--- 本文 ---
そう言って、弟を誘い出した。淵のほとりに着いて、兄が弟に、

「なんと清らかな水だ。どうだ、一緒に水浴びをしないか?」

 そう言って、二人で水浴びをした。兄は先に陸にあがって、弟の刀を、あらかじめ自分の刀とそっくりに作っておいた木刀とすりかえた。そして、弟が陸に上がったのをみはからい、弟の刀を抜いて切りかかった。弟はびっくりして、兄の刀を手にとったものの、木刀である。抜くに抜けず、とうとう、弟のイイイリネは、兄のフルネに斬り殺されてしまった。

 イイイリネの弟と子供は、このことを朝廷に訴えた。それを知った天皇は、軍隊を出してフルネを討伐した。それ以後、出雲の人たちはは朝廷の怒りを恐れて、出雲大神(大国主神)をまつらなくなった――。

 出雲の神宝は崇神天皇の手にある。そこへ丹波の国の子どもに例の神託(神のお告げ)がある。――玉菨鎭石出雲人祭眞種之甘美鏡押羽振甘美御神底寶御寶主山河之水泳御魂靜挂甘美御神底寶御寶主也――。

 『日本書紀』には、これを聞いた崇神天皇は「則勅之使祭(則ち之に勅して祭らしむ=すぐに皇太子に勅命をだしてまつらせた)」とある。どこに神宝をまつらせたのかは書かれていない。丹波国の氷上の氷香戸辺の幼児の神託の解釈がカギになる。

◆江戸時代の本居宣長は「すべての意は、神宝の至極長なる鏡と玉とを以って、出雲臣これをまつるべしとなり」と解釈している。しかし、社殿の解釈は「このお告げは、出雲大神は大国主命であり、大国主命は山河を泳ぎ渡ってきた和爾神(龍神)であり、水泳御魂大神(ミククルミタマノオオカミ)であると、美具久留御魂大神のご神体を明らかにされたのである」とまったく逆の解釈である。

 多くの学者は、本居宣長の解釈にしたがって、冒頭の「玉菨鎭石出雲人祭眞種之甘美鏡」を、「玉のごとく美しい菨(藻)の中に鎮む石を、出雲人よ祭れ。本来の美しき鏡を」としている。しかし、これは日本語の語順で読んだ解釈である。
---
* _以下の課題_:
- 1) 次の(a)〜(c)が出雲の神宝についての本文の内容と一致するかどうかを、はい・いいえで答え、判断の根拠となる本文の語句をそのまま引用してください。(a) 兄は弟の刀を木刀とすりかえた。(b) 『日本書紀』には、神宝をまつらせた場所が記されている。(c) 社殿の解釈は本居宣長の解釈と同じである。
- 2) 出雲の神宝についての本文を、最後の文に続けて書き継いでください。
資料は別の出典から取られたものです。
--- 利用可能な資料 ---
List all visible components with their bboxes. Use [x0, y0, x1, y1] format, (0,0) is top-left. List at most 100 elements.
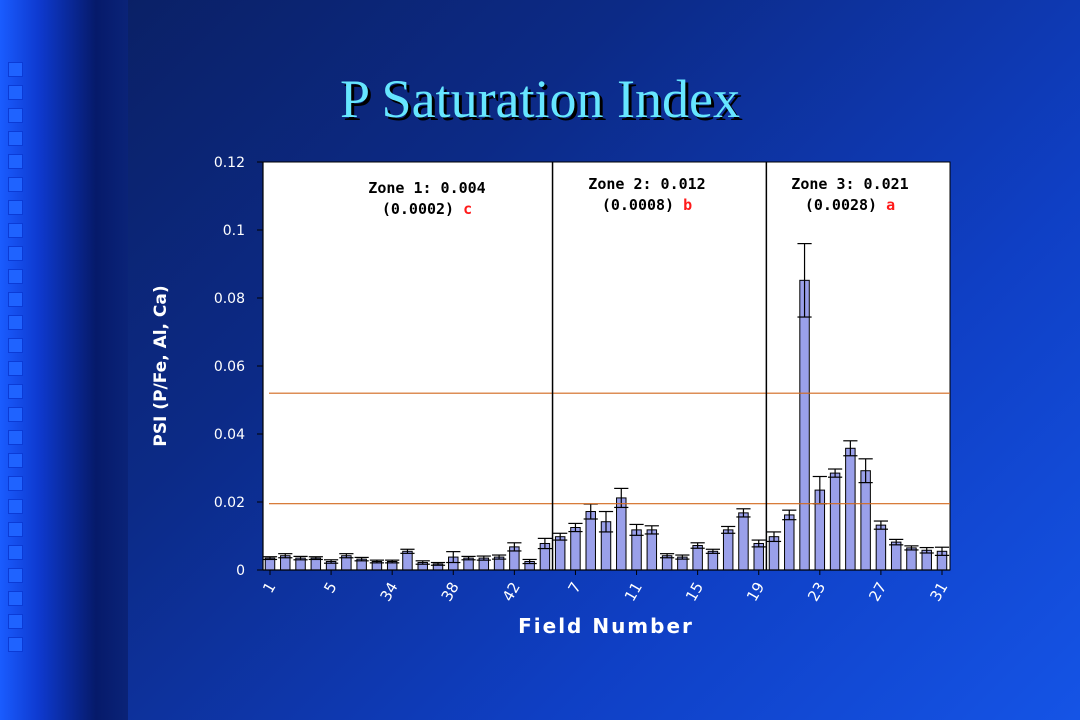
---
* _解答_:
- 1)
(a) はい。「弟の刀を、あらかじめ自分の刀とそっくりに作っておいた木刀とすりかえた」
(b) いいえ。「どこに神宝をまつらせたのかは書かれていない」
(c) いいえ。「まったく逆の解釈である」

- 2)
 春やんは「日本書紀は漢文で書かれてる。漢文の語順で読まんと、ほんまの意味はわからん!」と断言した。漢文の文法は「S+V+О+C」、つまり「主語+述語+目的語+補語」で、述語が前にくる。レ点や一二点の返り点をつけて読むのはそのためだ。「SはОをCに(~て・~より)Vする(Vだ)」と訓読みする。春やんのメモは、漢文で読んだものだった。

 これを漢文読みすると、

 玉菨鎭石なる出雲人、眞種之甘美鏡を祭る。

 押羽振甘美御神こそ山河之水泳御魂によって底寶の御寶の主なり。

 靜挂甘美御神こそ底寶の御寶の主也。

 となり、「水を制御できる力をもった神(山河之水泳御魂)が、神宝の主だ」ということになる。

 

 春やんのもう一つのメモは、

★ 

 大胆にも、一行目の後に、逆接の接続詞「しかし」を入れている。漢文では、文脈から逆接の接続詞を入れることは多々あるという。漢文読みすると、

 玉菨鎭石なる出雲人、眞種之甘美鏡を祭れども、

 押羽振甘美御神なる底寶の御寶の主こそ河之水泳御魂なり。

 靜挂甘美御神こそ底寶の御寶の主也。

 となり、「勢いがあるだけではなく、世の中を静かめる力をもった、美具久留御魂の大神が神宝の主だ」ということになる。

 ※社伝は「押羽振甘美御神=靜挂甘美御神(大国主神)=山河之水泳御魂(和爾神)」としている。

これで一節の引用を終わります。